Write what comes next in the forum discussion about dial-peers and the dialplan, starting right after its last sentence.

Selected text:
Start of Block

Principally, the "POTS" dialpeer should be considered outbound and voip should be consindered "inbound" to your network....it's a direction thing for which port or gateway is going handle your dialed digits.  Depending on your network structure and your CCM partition/calling search space structure can complicate your overall dial-peer structure.  However, getting a sense for what your organization does with their system is not much different than anyone else's.  We can greatly simplify your dialplan (dial-peer structure) which will have the symptom of correcting the problem.
...
If you want to try a quick fix, add the "forward-digits all" on your 190001 voip dial-peer.  BUT make sure you're doing a "DISCARD DIGITS" to remove "9" on your route pattern.  If it doesn't work, then you can easily remove that statement and get your route list entry back to the way it was (previously manipulating the discard digits field for that route pattern)
I'm respectful of your suggestion to scrap the dialplan and start over and I think eventually I will probably do that.  My reason for thinking about the upgrade was not that it would fix a bad dialplan but that by providing full support for SRST in the telephony-service functionality, I would be able to eliminate the funky 2900/9200 dial-peers that serve to route calls on the administrative campus if the CallManager goes down.

End of Block

Entries supplied:
Start of Block

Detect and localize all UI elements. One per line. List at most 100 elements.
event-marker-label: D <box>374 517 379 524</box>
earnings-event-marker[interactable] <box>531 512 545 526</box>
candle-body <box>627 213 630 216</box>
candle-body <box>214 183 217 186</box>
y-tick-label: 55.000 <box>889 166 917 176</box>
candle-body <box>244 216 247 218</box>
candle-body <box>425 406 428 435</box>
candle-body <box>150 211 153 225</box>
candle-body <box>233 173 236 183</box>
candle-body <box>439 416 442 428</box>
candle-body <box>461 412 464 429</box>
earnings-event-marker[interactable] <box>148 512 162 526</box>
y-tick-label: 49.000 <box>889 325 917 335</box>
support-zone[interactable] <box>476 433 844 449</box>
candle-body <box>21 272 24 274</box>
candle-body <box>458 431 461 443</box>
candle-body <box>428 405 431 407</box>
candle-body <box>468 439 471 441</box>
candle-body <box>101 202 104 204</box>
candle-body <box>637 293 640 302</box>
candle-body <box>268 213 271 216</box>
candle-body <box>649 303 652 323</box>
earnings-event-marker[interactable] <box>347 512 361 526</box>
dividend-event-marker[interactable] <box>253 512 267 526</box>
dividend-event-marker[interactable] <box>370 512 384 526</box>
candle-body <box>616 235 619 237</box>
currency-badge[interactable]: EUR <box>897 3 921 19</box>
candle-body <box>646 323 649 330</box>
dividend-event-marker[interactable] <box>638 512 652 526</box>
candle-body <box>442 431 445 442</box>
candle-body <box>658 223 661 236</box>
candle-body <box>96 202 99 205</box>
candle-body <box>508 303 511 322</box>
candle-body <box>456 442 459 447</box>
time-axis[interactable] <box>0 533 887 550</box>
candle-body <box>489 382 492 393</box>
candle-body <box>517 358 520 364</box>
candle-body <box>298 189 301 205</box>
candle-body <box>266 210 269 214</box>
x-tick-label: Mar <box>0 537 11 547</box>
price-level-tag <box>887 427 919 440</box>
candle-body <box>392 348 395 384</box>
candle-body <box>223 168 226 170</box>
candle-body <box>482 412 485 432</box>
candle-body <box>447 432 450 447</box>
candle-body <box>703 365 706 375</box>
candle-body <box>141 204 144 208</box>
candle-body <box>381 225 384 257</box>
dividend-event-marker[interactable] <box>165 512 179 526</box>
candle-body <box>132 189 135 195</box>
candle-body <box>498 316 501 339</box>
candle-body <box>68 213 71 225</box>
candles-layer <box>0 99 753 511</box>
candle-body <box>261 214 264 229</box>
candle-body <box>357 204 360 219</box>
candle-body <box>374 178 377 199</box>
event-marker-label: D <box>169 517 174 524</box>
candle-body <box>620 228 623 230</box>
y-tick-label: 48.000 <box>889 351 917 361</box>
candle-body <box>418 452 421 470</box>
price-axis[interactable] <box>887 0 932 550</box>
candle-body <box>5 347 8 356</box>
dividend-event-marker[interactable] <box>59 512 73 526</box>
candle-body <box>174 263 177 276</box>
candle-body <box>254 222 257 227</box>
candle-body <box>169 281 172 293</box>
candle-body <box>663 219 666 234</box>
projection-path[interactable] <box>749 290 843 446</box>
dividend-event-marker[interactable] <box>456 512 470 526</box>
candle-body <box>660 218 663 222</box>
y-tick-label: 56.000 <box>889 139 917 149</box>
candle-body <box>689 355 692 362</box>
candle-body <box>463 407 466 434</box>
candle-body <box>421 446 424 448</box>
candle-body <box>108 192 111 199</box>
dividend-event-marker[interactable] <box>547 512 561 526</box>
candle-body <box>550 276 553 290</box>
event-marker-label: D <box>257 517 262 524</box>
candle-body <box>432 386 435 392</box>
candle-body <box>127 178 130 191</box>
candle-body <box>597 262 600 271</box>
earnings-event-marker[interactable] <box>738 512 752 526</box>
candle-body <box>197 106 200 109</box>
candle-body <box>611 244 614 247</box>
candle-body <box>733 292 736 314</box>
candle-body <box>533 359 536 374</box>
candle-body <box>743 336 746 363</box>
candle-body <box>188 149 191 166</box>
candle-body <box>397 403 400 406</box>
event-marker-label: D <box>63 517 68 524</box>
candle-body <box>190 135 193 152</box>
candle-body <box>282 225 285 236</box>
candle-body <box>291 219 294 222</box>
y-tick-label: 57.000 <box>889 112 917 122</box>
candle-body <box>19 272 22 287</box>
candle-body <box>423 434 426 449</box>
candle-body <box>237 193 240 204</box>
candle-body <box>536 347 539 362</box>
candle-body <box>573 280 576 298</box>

End of Block

Exercise answer:
As I mentioned earlier in the thread, the system was originally started by one consultant who left the company about 2 weeks into the project and the consultant who replaced him was conflicted about whether to start over and do things *his* way or just try to get it working.  Due to financial and time constraints, he chose the "just get it working" approach so our CallManager is kind of split-brained.
I was also surprised that TAC wasn't more aggressive in tackling the problem but every once in awhile that happens.  It's extremely rare in my experience, but I had so many other things piling up on my plate, I just let it go until now when I had some time to work on it.
Thanks for the persistence and the suggestions, lrmoore and icanhelp!
Are you going to reward Irmoore and I points?
Yes, I did.  I increased the total points to 500 and requested that 250 points be awarded to each of you.  Does that work for you?